* [Aufgabe A]: Wem widmete Bruckner laut dem Lesetext seine 9. Sinfonie?
* [Aufgabe B]: Schreib aus den Datensätzen die Zeilen unverändert ab: Beginne bei der Zeile mit "- candle-body: [170, 309, 176, 332]" und hör nach der Zeile mit "- price-change: ▲" auf.

* [Lesetext]:
━━━━━━━━━━━━━━━━━━━━

Anton Bruckner: Sinfonie Nr. 9 in d-Moll WAB 109 (IV. Satz in der vervollständigten Fassung von Gerd Schaller)
»Ich hab’ auf Erden meine Schuldigkeit getan; ich tat, was ich konnte, und nur eines möchte ich mir noch wünschen: Wär’s mir doch vergönnt, meine 9. Sinfonie zu vollenden!« Die Erfüllung dieses frommen Wunsches erlebte Bruckner jedoch nicht mehr, denn er starb, ohne den vierten Satz fertiggestellt zu haben. Und doch: Insbesondere das Fehlen dieses Satzes umgibt die Sinfonie mit einem ganz eigenen Nimbus. Denn das Werk, das Bruckner »dem lieben Gott« widmete, endet mit einem Adagio, wie es feierlicher kaum sein könnte: Elegische Tubeneinsätze und Zitate aus seinen sakralen und sinfonischen Werken machen gerade diesen Satz zu einer im Pianissimo verklingenden Rückschau auf ein musikalisch erfülltes Leben.

━━━━━━━━━━━━━━━━━━━━

[Einträge zu Layoutelementen]

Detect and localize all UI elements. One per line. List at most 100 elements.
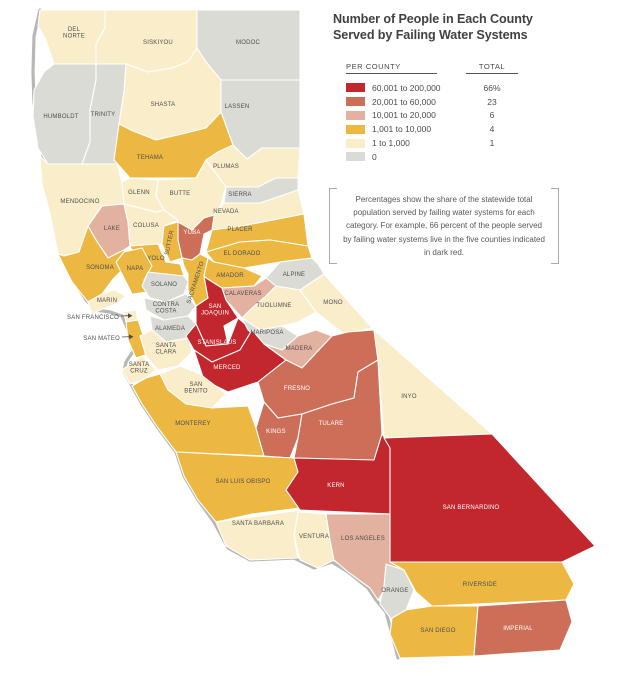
county-label-orange: ORANGE <box>381 588 408 594</box>
county-contra-costa <box>143 293 197 321</box>
county-label-alpine: ALPINE <box>283 272 306 278</box>
legend-row: 20,001 to 60,000 23 <box>346 95 561 109</box>
legend-total-header: TOTAL <box>466 62 518 74</box>
county-label-colusa: COLUSA <box>133 223 159 229</box>
legend-swatch <box>346 97 365 107</box>
county-label-merced: MERCED <box>213 365 241 371</box>
legend-swatch <box>346 152 365 162</box>
legend-row: 1,001 to 10,000 4 <box>346 122 561 136</box>
legend-row-label: 60,001 to 200,000 <box>372 82 441 93</box>
county-label-inyo: INYO <box>401 394 417 400</box>
title-line-2: Served by Failing Water Systems <box>333 27 528 42</box>
county-label-glenn: GLENN <box>128 190 150 196</box>
county-label-monterey: MONTEREY <box>175 421 211 427</box>
county-label-butte: BUTTE <box>170 191 191 197</box>
note-box: Percentages show the share of the statew… <box>329 186 559 266</box>
county-label-alameda: ALAMEDA <box>155 326 185 332</box>
county-mono <box>299 273 373 335</box>
legend-row-total: 23 <box>487 96 497 107</box>
county-label-san-joaquin: SAN JOAQUIN <box>201 304 229 317</box>
county-inyo <box>373 329 493 439</box>
county-label-mono: MONO <box>323 300 343 306</box>
county-label-napa: NAPA <box>127 266 144 272</box>
county-kings <box>255 401 303 459</box>
county-label-sierra: SIERRA <box>228 192 252 198</box>
county-label-kings: KINGS <box>266 429 286 435</box>
legend-per-county-header: PER COUNTY <box>346 62 437 74</box>
county-label-lassen: LASSEN <box>225 104 250 110</box>
legend-row-label: 1 to 1,000 <box>372 138 410 149</box>
county-label-calaveras: CALAVERAS <box>224 291 261 297</box>
county-label-ventura: VENTURA <box>299 534 329 540</box>
county-marin <box>87 289 127 315</box>
legend-row-label: 20,001 to 60,000 <box>372 96 436 107</box>
county-label-sutter: SUTTER <box>164 229 175 255</box>
county-label-sonoma: SONOMA <box>86 265 114 271</box>
county-label-nevada: NEVADA <box>213 209 238 215</box>
county-label-tulare: TULARE <box>319 421 344 427</box>
legend-swatch <box>346 138 365 148</box>
note-bracket-left <box>329 188 337 265</box>
legend-row-total: 66% <box>483 82 501 93</box>
county-label-marin: MARIN <box>97 298 117 304</box>
county-label-san-mateo: SAN MATEO <box>83 336 120 342</box>
county-monterey <box>131 373 265 457</box>
county-label-los-angeles: LOS ANGELES <box>341 536 385 542</box>
callout-arrow-san-francisco <box>128 313 133 319</box>
county-imperial <box>473 599 573 657</box>
county-label-el-dorado: EL DORADO <box>224 251 261 257</box>
callout-arrow-san-mateo <box>129 334 134 340</box>
legend-row: 60,001 to 200,000 66% <box>346 81 561 95</box>
county-label-humboldt: HUMBOLDT <box>43 114 78 120</box>
county-label-del-norte: DEL NORTE <box>63 27 85 40</box>
county-label-fresno: FRESNO <box>284 386 310 392</box>
county-san-luis-obispo <box>175 451 301 523</box>
legend-rows: 60,001 to 200,000 66% 20,001 to 60,000 23 10… <box>346 81 561 164</box>
county-label-shasta: SHASTA <box>151 102 176 108</box>
county-label-contra-costa: CONTRA COSTA <box>153 302 180 315</box>
county-label-plumas: PLUMAS <box>213 164 239 170</box>
county-label-kern: KERN <box>327 483 344 489</box>
county-label-stanislaus: STANISLAUS <box>198 340 237 346</box>
county-santa-barbara <box>215 509 301 561</box>
county-label-yolo: YOLO <box>147 256 165 262</box>
county-label-mariposa: MARIPOSA <box>250 330 283 336</box>
legend-row-total: 6 <box>489 110 495 121</box>
county-label-riverside: RIVERSIDE <box>463 582 497 588</box>
county-label-santa-barbara: SANTA BARBARA <box>232 521 284 527</box>
legend-swatch <box>346 110 365 120</box>
county-label-santa-cruz: SANTA CRUZ <box>129 362 150 375</box>
title-line-1: Number of People in Each County <box>333 12 533 26</box>
county-label-trinity: TRINITY <box>91 112 116 118</box>
county-label-modoc: MODOC <box>236 40 260 46</box>
county-label-placer: PLACER <box>227 227 253 233</box>
county-tulare <box>293 359 383 461</box>
county-label-tuolumne: TUOLUMNE <box>256 303 291 309</box>
county-label-solano: SOLANO <box>151 282 177 288</box>
page-title: Number of People in Each County Served b… <box>333 12 633 43</box>
legend-swatch <box>346 83 365 93</box>
county-label-siskiyou: SISKIYOU <box>143 40 173 46</box>
county-label-lake: LAKE <box>104 226 120 232</box>
county-santa-cruz <box>121 355 157 385</box>
legend-swatch <box>346 124 365 134</box>
county-los-angeles <box>325 513 401 601</box>
county-label-mendocino: MENDOCINO <box>60 199 99 205</box>
county-label-imperial: IMPERIAL <box>503 626 533 632</box>
county-label-santa-clara: SANTA CLARA <box>155 343 176 356</box>
legend-row-label: 10,001 to 20,000 <box>372 110 436 121</box>
legend-row-total: 1 <box>489 138 495 149</box>
legend-row-label: 1,001 to 10,000 <box>372 124 432 135</box>
legend-row-label: 0 <box>372 151 377 162</box>
county-label-amador: AMADOR <box>216 273 244 279</box>
county-label-tehama: TEHAMA <box>137 155 163 161</box>
note-bracket-right <box>551 188 559 265</box>
county-label-san-luis-obispo: SAN LUIS OBISPO <box>215 479 270 485</box>
county-label-san-bernardino: SAN BERNARDINO <box>443 505 500 511</box>
county-label-san-diego: SAN DIEGO <box>420 628 455 634</box>
county-santa-clara <box>139 329 193 371</box>
legend-header: PER COUNTY TOTAL <box>346 62 561 75</box>
legend-row: 0 <box>346 150 561 164</box>
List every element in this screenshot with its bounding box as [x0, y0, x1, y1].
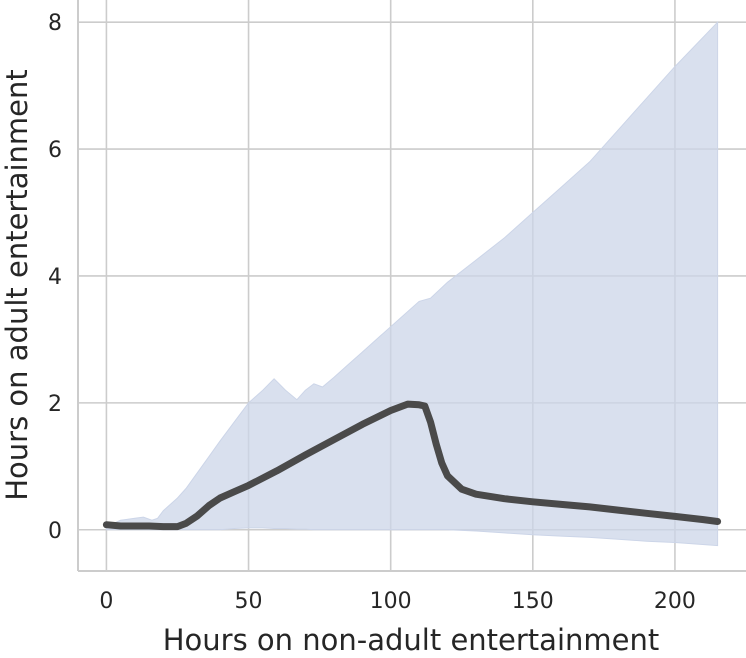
x-axis-label: Hours on non-adult entertainment: [163, 623, 659, 657]
x-tick-label: 50: [235, 589, 263, 614]
confidence-band: [105, 20, 719, 547]
y-tick-label: 2: [48, 392, 62, 417]
x-tick-label: 200: [654, 589, 696, 614]
y-tick-label: 4: [48, 265, 62, 290]
y-tick-label: 0: [48, 519, 62, 544]
y-tick-labels: 0 2 4 6 8: [48, 11, 62, 544]
axis-spines: [77, 0, 746, 572]
x-tick-label: 150: [512, 589, 554, 614]
y-tick-label: 6: [48, 138, 62, 163]
x-tick-labels: 0 50 100 150 200: [99, 589, 696, 614]
trend-line: [102, 400, 722, 531]
x-tick-label: 0: [99, 589, 113, 614]
y-tick-label: 8: [48, 11, 62, 36]
y-axis-label: Hours on adult entertainment: [0, 69, 34, 501]
x-tick-label: 100: [370, 589, 412, 614]
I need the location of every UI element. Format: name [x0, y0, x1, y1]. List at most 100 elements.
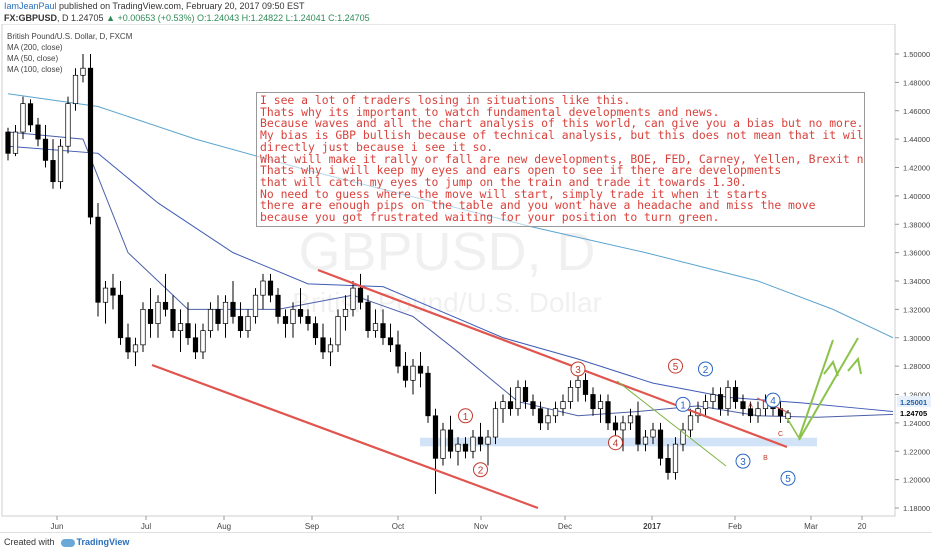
- candle-body: [170, 309, 176, 332]
- candle-body: [650, 429, 656, 438]
- y-tick-label: 1.20000: [903, 476, 930, 485]
- candle-body: [267, 280, 274, 296]
- candle-body: [275, 294, 281, 317]
- published-text: published on TradingView.com, February 2…: [56, 1, 305, 11]
- publish-info-bar: IamJeanPaul published on TradingView.com…: [0, 0, 932, 12]
- candle-body: [740, 401, 746, 410]
- candle-body: [582, 379, 589, 395]
- candle-body: [672, 443, 679, 473]
- candle-body: [425, 372, 431, 417]
- wave-label-circle: [675, 396, 691, 412]
- symbol-info-bar: FX:GBPUSD, D 1.24705 ▲ +0.00653 (+0.53%)…: [0, 12, 932, 24]
- wave-label-red-1: 1: [463, 412, 469, 423]
- candle-body: [372, 323, 379, 332]
- y-tick-label: 1.26000: [903, 391, 930, 400]
- candle-body: [12, 131, 19, 154]
- price-tag-last: 1.24705: [900, 409, 927, 418]
- candle-body: [357, 287, 364, 303]
- y-tick-label: 1.22000: [903, 447, 930, 456]
- candle-body: [297, 309, 304, 317]
- candle-body: [237, 316, 244, 332]
- wave-label-circle: [765, 392, 781, 408]
- wave-label-red-5: 5: [673, 362, 679, 373]
- symbol-name: FX:GBPUSD: [4, 13, 58, 23]
- wave-label-circle: [668, 358, 683, 374]
- price-change: ▲ +0.00653 (+0.53%): [103, 13, 198, 23]
- candle-body: [537, 408, 544, 424]
- legend-title: British Pound/U.S. Dollar, D, FXCM: [7, 32, 133, 41]
- candle-body: [305, 316, 311, 324]
- candle-body: [620, 422, 626, 431]
- tradingview-brand[interactable]: TradingView: [76, 537, 130, 547]
- candle-body: [335, 316, 341, 346]
- channel-upper-line: [317, 268, 788, 449]
- x-tick-label: Sep: [305, 522, 320, 531]
- candle-body: [657, 429, 664, 459]
- candle-body: [185, 323, 191, 339]
- candle-body: [515, 387, 521, 410]
- candle-body: [732, 387, 739, 402]
- wave-label-circle: [570, 361, 586, 377]
- candle-body: [342, 309, 349, 317]
- wave-label-a: A: [748, 402, 753, 409]
- wave-label-blue-1: 1: [680, 400, 686, 411]
- x-tick-label: Nov: [474, 522, 488, 531]
- candle-body: [215, 309, 221, 324]
- tradingview-logo-icon: [60, 538, 75, 547]
- candle-body: [507, 401, 514, 410]
- candle-body: [642, 436, 649, 445]
- candle-body: [725, 387, 731, 410]
- analysis-note-line: because you got frustrated waiting for y…: [260, 210, 720, 225]
- price-tag-last-bg: [897, 406, 931, 419]
- candle-body: [162, 301, 169, 310]
- candle-body: [417, 365, 424, 374]
- footer-bar: Created with TradingView: [0, 532, 932, 550]
- x-tick-label: Jul: [141, 522, 151, 531]
- legend-ma100: MA (100, close): [7, 65, 63, 74]
- candle-body: [605, 401, 611, 424]
- projection-arrow-up-1: [798, 339, 834, 439]
- candle-body: [65, 103, 71, 147]
- candle-body: [42, 138, 49, 161]
- candle-body: [455, 443, 461, 452]
- candle-body: [440, 429, 446, 459]
- watermark-symbol: GBPUSD, D: [298, 222, 595, 282]
- candle-body: [87, 67, 94, 218]
- analysis-note-line: Because waves and all the chart analysis…: [260, 116, 864, 131]
- candle-body: [125, 337, 131, 353]
- watermark-description: British Pound/U.S. Dollar: [292, 287, 602, 318]
- wave-label-circle: [780, 470, 796, 486]
- candle-body: [27, 103, 34, 126]
- candle-body: [95, 216, 101, 303]
- candle-body: [320, 337, 326, 353]
- candle-body: [312, 323, 319, 339]
- candle-body: [290, 309, 296, 324]
- candle-body: [597, 401, 604, 410]
- candle-body: [387, 337, 394, 346]
- author-link[interactable]: IamJeanPaul: [4, 1, 57, 11]
- wave-label-circle: [735, 453, 751, 469]
- y-tick-label: 1.28000: [903, 362, 930, 371]
- candle-body: [680, 429, 686, 445]
- candle-body: [102, 287, 109, 303]
- legend-ma200: MA (200, close): [7, 43, 63, 52]
- candle-body: [552, 408, 559, 417]
- candle-body: [177, 323, 184, 332]
- y-tick-label: 1.38000: [903, 220, 930, 229]
- ma100-line: [7, 145, 894, 413]
- arrow-head-2: [847, 356, 862, 375]
- candle-body: [687, 415, 694, 431]
- analysis-note-line: that will catch my eyes to jump on the t…: [260, 174, 747, 189]
- chart-legend: British Pound/U.S. Dollar, D, FXCM MA (2…: [7, 31, 132, 75]
- y-tick-label: 1.50000: [903, 50, 930, 59]
- candle-body: [410, 365, 416, 381]
- candle-body: [402, 365, 409, 381]
- ohlc-values: O:1.24043 H:1.24822 L:1.24041 C:1.24705: [197, 13, 370, 23]
- candle-body: [5, 131, 11, 154]
- x-tick-label: Aug: [217, 522, 231, 531]
- y-tick-label: 1.30000: [903, 334, 930, 343]
- wave-label-red-4: 4: [613, 439, 619, 450]
- candle-body: [747, 408, 754, 417]
- candle-body: [545, 415, 551, 424]
- wave-c-trendline: [616, 380, 727, 467]
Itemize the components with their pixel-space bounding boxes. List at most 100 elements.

━━━━━━━━━━━━━━━━━━━━

* [Ausgabe A]: »Dem lieben Gott«.

* [Ausgabe B]:
- candle-body: [170, 309, 176, 332]
- candle-body: [650, 429, 656, 438]
- y-tick-label: 1.20000: [903, 476, 930, 485]
- candle-body: [267, 280, 274, 296]
- candle-body: [275, 294, 281, 317]
- published-text: published on TradingView.com, February 2…: [56, 1, 305, 11]
- publish-info-bar: IamJeanPaul published on TradingView.com…: [0, 0, 932, 12]
- candle-body: [740, 401, 746, 410]
- candle-body: [582, 379, 589, 395]
- candle-body: [672, 443, 679, 473]
- candle-body: [425, 372, 431, 417]
- wave-label-circle: [675, 396, 691, 412]
- symbol-info-bar: FX:GBPUSD, D 1.24705 ▲ +0.00653 (+0.53%)…: [0, 12, 932, 24]
- wave-label-red-1: 1: [463, 412, 469, 423]
- candle-body: [372, 323, 379, 332]
- y-tick-label: 1.26000: [903, 391, 930, 400]
- candle-body: [12, 131, 19, 154]
- price-tag-last: 1.24705: [900, 409, 927, 418]
- candle-body: [357, 287, 364, 303]
- y-tick-label: 1.22000: [903, 447, 930, 456]
- candle-body: [297, 309, 304, 317]
- candle-body: [237, 316, 244, 332]
- wave-label-circle: [765, 392, 781, 408]
- wave-label-red-5: 5: [673, 362, 679, 373]
- symbol-name: FX:GBPUSD: [4, 13, 58, 23]
- wave-label-circle: [668, 358, 683, 374]
- price-change: ▲ +0.00653 (+0.53%): [103, 13, 198, 23]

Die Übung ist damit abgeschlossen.